* **TASK STATEMENT**
Extract each line where the string "UPnP" shows up.

───── SUPPLIED ENTRIES

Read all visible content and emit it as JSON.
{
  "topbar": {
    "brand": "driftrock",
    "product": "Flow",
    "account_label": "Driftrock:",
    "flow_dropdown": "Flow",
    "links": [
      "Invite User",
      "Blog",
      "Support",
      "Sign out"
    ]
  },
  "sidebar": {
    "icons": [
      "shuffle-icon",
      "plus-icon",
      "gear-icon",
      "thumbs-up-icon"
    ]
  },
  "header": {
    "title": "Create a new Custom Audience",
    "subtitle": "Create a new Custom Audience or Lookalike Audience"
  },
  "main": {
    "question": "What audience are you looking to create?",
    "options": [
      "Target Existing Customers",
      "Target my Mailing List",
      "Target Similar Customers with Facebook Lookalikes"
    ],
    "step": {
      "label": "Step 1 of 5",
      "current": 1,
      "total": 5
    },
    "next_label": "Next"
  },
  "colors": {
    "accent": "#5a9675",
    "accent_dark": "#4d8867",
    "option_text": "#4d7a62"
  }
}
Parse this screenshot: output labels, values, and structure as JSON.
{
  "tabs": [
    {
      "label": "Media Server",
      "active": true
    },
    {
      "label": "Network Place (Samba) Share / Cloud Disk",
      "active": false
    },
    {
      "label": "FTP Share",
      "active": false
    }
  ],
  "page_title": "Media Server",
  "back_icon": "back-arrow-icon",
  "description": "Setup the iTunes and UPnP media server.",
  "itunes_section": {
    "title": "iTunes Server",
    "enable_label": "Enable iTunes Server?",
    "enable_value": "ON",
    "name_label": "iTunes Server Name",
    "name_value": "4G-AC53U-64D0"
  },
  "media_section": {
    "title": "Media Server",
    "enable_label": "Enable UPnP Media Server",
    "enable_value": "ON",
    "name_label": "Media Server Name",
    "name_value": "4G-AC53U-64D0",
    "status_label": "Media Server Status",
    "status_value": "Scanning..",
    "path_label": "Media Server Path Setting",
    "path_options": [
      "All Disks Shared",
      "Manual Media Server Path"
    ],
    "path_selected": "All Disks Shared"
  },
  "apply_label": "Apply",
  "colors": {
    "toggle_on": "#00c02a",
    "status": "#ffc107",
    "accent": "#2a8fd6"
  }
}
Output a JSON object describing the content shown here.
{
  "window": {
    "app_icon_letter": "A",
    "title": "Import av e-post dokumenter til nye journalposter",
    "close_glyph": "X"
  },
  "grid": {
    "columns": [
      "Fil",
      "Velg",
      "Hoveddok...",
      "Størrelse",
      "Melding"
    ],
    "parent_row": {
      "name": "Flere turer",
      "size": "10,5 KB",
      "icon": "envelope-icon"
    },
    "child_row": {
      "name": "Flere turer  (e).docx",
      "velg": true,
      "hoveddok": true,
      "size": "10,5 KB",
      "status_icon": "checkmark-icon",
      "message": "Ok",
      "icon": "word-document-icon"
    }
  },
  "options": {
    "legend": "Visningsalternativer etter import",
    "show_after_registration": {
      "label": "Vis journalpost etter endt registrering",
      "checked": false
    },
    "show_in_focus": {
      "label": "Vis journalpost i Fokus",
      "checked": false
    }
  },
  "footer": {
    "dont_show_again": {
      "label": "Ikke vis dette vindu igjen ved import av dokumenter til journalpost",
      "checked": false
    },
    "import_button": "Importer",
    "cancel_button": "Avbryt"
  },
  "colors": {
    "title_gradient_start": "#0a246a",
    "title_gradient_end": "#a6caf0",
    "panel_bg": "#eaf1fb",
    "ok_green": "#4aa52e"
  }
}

──────────

* **ANSWER TO THIS EXERCISE**
  "description": "Setup the iTunes and UPnP media server.",
    "enable_label": "Enable UPnP Media Server",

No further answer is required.